> [Recorded information]:

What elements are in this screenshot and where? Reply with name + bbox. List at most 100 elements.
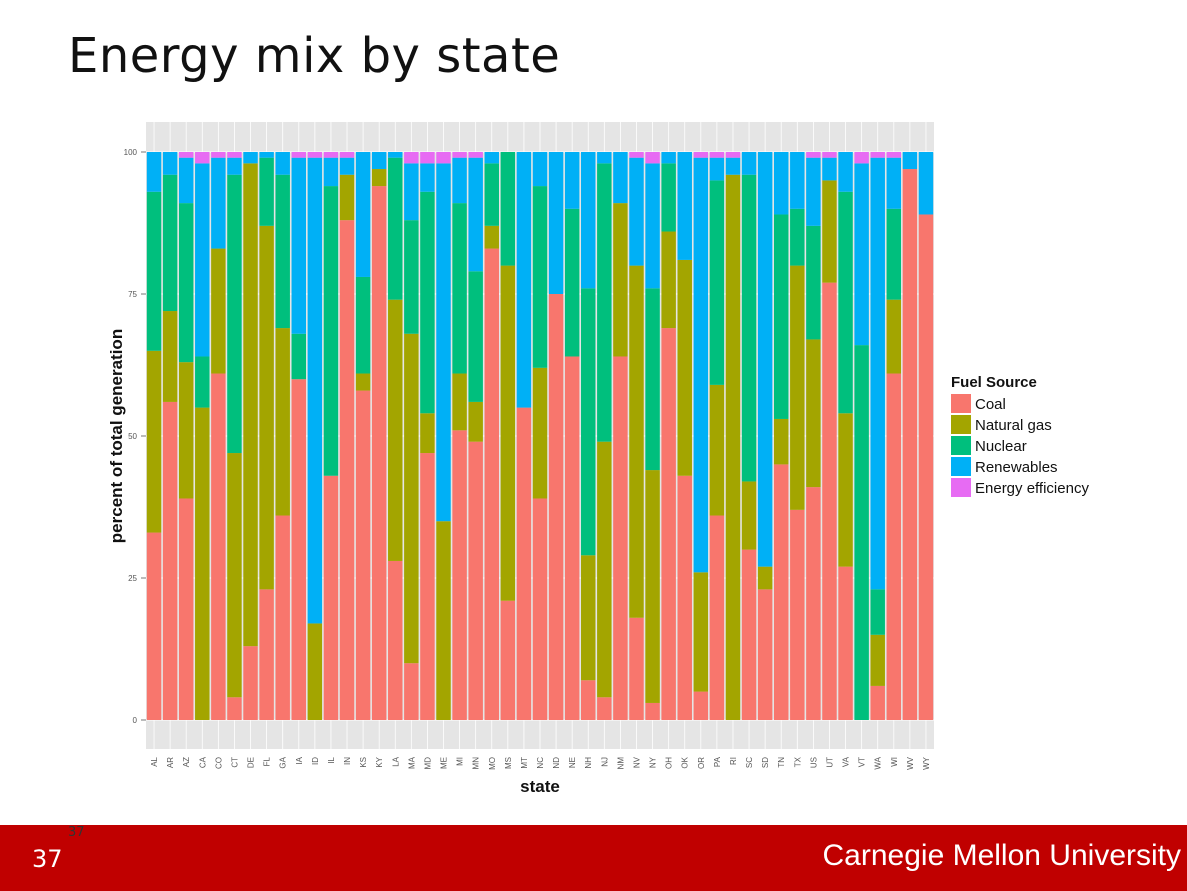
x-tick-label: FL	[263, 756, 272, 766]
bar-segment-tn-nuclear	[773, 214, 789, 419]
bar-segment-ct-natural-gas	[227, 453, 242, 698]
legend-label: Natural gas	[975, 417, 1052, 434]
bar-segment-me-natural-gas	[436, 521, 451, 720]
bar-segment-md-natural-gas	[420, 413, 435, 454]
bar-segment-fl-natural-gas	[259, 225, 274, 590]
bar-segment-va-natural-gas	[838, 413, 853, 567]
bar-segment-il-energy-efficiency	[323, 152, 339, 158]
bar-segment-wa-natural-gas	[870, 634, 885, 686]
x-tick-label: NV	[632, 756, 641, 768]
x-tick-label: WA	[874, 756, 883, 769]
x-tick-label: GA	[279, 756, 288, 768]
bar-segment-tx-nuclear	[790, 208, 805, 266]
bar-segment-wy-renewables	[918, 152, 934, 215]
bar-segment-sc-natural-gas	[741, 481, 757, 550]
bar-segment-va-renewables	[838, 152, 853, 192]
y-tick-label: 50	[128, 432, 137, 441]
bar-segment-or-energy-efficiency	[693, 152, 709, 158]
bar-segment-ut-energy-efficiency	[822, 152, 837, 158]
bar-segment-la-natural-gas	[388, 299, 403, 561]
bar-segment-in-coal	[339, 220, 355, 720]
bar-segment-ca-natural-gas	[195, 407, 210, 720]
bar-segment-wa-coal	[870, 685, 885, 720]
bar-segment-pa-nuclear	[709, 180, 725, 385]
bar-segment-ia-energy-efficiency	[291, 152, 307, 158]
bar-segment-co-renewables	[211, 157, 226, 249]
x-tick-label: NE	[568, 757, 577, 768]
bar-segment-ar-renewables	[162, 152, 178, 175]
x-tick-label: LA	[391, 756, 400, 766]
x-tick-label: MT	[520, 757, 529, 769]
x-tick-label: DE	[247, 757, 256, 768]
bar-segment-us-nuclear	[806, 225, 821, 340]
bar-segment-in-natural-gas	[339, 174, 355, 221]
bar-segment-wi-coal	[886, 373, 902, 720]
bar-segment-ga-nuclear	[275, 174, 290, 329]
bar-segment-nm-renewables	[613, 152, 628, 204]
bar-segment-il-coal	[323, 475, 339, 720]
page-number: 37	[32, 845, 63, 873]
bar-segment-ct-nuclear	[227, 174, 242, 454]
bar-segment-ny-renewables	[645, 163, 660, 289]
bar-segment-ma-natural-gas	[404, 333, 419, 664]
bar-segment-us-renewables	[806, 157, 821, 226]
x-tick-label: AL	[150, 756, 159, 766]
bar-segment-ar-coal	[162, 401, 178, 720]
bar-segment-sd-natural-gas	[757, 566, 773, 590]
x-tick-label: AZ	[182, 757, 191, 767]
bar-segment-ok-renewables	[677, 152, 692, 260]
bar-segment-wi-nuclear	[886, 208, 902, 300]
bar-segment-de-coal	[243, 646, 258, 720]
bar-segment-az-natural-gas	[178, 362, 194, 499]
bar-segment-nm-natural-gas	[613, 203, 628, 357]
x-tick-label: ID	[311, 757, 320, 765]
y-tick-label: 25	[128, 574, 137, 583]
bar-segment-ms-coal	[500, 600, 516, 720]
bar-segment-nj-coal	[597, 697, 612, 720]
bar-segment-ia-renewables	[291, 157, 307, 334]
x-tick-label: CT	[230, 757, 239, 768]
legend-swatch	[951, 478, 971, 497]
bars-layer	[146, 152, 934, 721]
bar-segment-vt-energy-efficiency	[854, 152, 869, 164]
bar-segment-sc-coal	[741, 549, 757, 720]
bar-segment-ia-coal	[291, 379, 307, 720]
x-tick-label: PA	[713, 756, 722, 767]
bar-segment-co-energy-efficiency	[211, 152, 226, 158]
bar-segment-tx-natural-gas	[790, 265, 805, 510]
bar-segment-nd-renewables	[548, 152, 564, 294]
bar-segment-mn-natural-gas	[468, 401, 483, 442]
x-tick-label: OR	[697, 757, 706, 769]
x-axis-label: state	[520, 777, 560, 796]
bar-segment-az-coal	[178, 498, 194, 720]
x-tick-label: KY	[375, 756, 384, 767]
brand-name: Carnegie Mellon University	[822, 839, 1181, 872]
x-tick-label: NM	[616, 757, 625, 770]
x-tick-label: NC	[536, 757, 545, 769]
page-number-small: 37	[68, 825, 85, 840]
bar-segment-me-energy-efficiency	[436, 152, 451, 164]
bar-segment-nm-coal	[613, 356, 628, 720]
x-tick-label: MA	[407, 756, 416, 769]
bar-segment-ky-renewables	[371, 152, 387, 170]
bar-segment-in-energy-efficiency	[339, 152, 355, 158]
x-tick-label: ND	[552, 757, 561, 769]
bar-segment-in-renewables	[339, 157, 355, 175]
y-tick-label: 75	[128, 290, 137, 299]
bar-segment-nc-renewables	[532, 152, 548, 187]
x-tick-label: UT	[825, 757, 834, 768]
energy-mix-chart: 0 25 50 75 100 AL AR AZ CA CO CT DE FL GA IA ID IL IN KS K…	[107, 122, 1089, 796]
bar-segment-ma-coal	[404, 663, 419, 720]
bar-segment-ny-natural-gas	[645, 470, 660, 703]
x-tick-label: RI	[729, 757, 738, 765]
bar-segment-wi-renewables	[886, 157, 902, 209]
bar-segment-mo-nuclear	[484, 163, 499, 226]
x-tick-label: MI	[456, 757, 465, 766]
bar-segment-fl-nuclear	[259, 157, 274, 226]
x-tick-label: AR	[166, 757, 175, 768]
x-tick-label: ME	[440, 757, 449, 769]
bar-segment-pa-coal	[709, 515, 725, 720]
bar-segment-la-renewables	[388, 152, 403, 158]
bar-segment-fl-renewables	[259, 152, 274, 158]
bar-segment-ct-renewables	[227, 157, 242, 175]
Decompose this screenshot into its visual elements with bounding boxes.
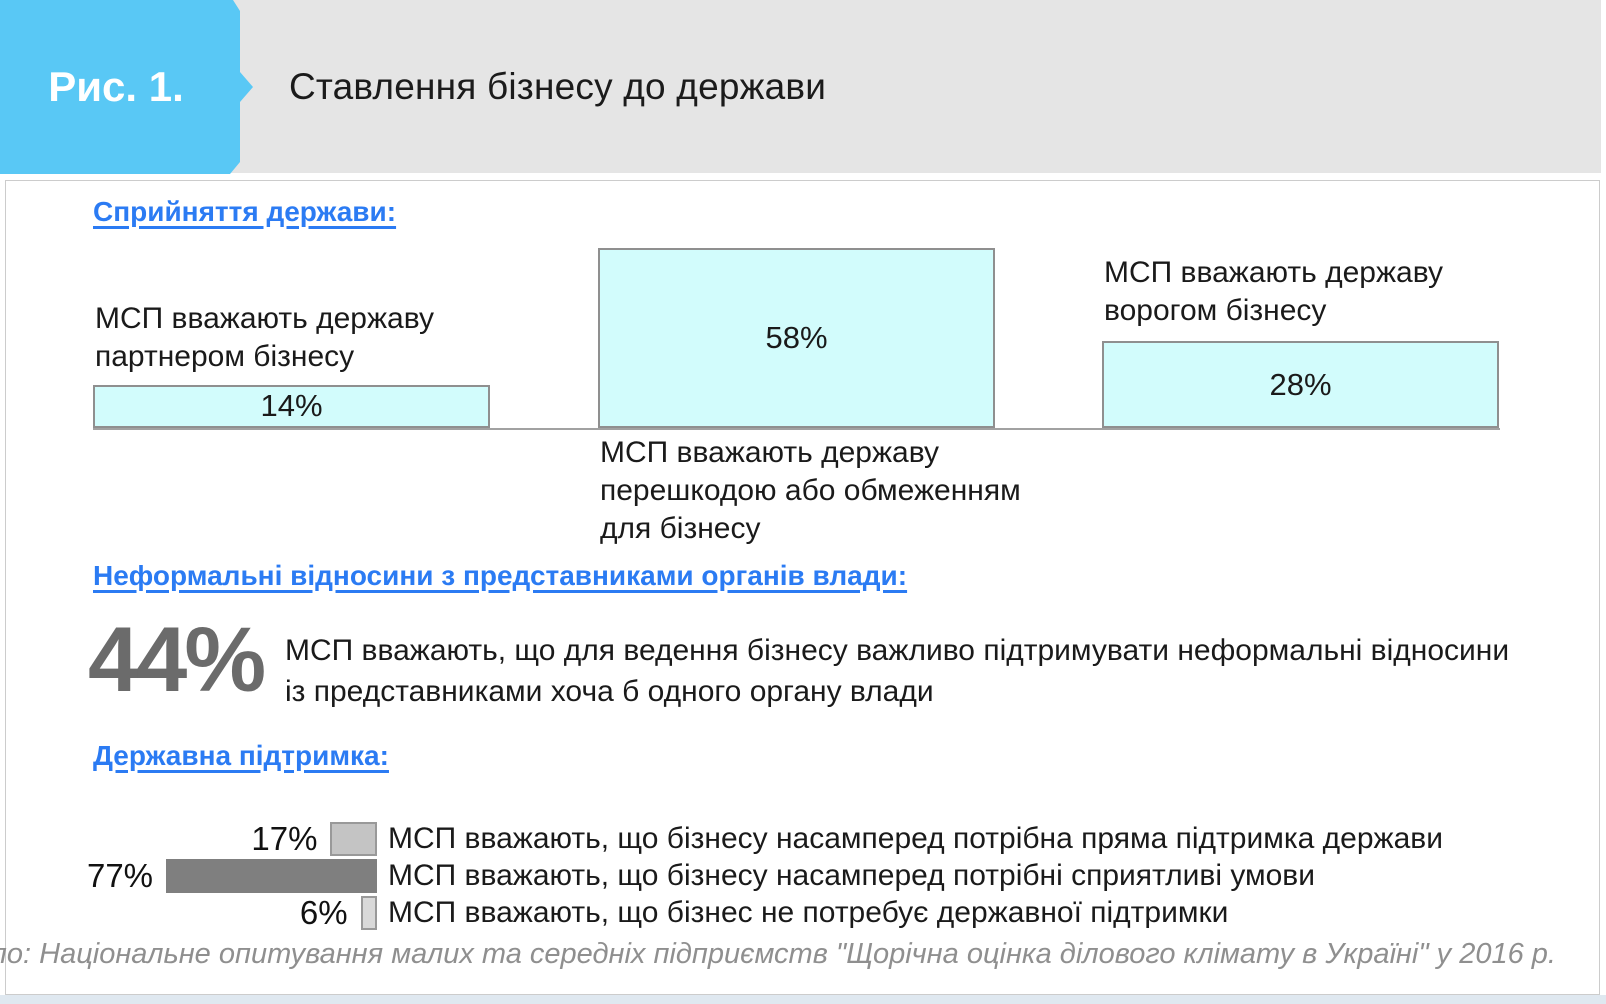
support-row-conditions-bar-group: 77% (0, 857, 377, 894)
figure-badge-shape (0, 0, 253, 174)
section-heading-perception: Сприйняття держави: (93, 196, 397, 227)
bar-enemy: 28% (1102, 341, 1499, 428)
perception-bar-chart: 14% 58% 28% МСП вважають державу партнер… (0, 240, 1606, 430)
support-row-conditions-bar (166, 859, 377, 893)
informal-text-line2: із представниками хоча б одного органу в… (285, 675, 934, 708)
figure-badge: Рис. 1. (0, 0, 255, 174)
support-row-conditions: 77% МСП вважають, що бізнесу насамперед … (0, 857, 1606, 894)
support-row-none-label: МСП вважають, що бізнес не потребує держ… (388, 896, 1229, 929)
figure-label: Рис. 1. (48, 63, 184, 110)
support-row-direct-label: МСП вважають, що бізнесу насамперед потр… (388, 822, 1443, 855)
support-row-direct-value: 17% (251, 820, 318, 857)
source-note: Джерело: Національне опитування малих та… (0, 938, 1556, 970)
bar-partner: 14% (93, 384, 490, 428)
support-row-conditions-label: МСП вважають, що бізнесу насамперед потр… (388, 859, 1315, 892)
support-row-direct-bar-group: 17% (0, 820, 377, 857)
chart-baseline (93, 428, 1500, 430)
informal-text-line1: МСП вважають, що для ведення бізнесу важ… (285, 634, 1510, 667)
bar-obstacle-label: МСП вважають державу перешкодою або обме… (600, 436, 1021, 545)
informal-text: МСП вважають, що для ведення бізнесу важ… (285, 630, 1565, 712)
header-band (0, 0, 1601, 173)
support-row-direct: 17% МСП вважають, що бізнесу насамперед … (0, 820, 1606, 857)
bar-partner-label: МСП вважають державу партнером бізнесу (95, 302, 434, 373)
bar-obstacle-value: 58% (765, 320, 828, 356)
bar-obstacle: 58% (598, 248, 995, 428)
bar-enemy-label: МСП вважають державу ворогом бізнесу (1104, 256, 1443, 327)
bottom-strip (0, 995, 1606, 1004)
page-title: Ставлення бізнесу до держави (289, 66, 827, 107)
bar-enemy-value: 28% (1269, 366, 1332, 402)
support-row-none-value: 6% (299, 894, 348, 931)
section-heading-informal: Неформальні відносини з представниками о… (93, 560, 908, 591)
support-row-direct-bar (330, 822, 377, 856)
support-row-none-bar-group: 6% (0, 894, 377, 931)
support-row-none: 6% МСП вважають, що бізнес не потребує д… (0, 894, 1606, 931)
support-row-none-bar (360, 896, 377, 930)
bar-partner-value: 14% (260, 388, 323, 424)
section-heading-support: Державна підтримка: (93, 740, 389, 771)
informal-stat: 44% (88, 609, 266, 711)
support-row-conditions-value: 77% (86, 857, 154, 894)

> [Challenge]: Starting at the line that contains "756, 272, 766]" and ending at the line that contains "152, 307, 158]", set down those entries verbatim.

> [Result for this task]:
x-tick-label: FL	[263, 756, 272, 766]
bar-segment-tn-nuclear	[773, 214, 789, 419]
bar-segment-ct-natural-gas	[227, 453, 242, 698]
legend-label: Natural gas	[975, 417, 1052, 434]
bar-segment-me-natural-gas	[436, 521, 451, 720]
bar-segment-md-natural-gas	[420, 413, 435, 454]
bar-segment-fl-natural-gas	[259, 225, 274, 590]
bar-segment-va-natural-gas	[838, 413, 853, 567]
bar-segment-il-energy-efficiency	[323, 152, 339, 158]
bar-segment-wa-natural-gas	[870, 634, 885, 686]
x-tick-label: NV	[632, 756, 641, 768]
x-tick-label: WA	[874, 756, 883, 769]
x-tick-label: GA	[279, 756, 288, 768]
bar-segment-tx-nuclear	[790, 208, 805, 266]
bar-segment-wy-renewables	[918, 152, 934, 215]
bar-segment-sc-natural-gas	[741, 481, 757, 550]
bar-segment-va-renewables	[838, 152, 853, 192]
y-tick-label: 50	[128, 432, 137, 441]
bar-segment-or-energy-efficiency	[693, 152, 709, 158]
bar-segment-ut-energy-efficiency	[822, 152, 837, 158]
bar-segment-la-natural-gas	[388, 299, 403, 561]
bar-segment-in-coal	[339, 220, 355, 720]
bar-segment-ca-natural-gas	[195, 407, 210, 720]
bar-segment-wa-coal	[870, 685, 885, 720]
bar-segment-pa-nuclear	[709, 180, 725, 385]
bar-segment-ia-energy-efficiency	[291, 152, 307, 158]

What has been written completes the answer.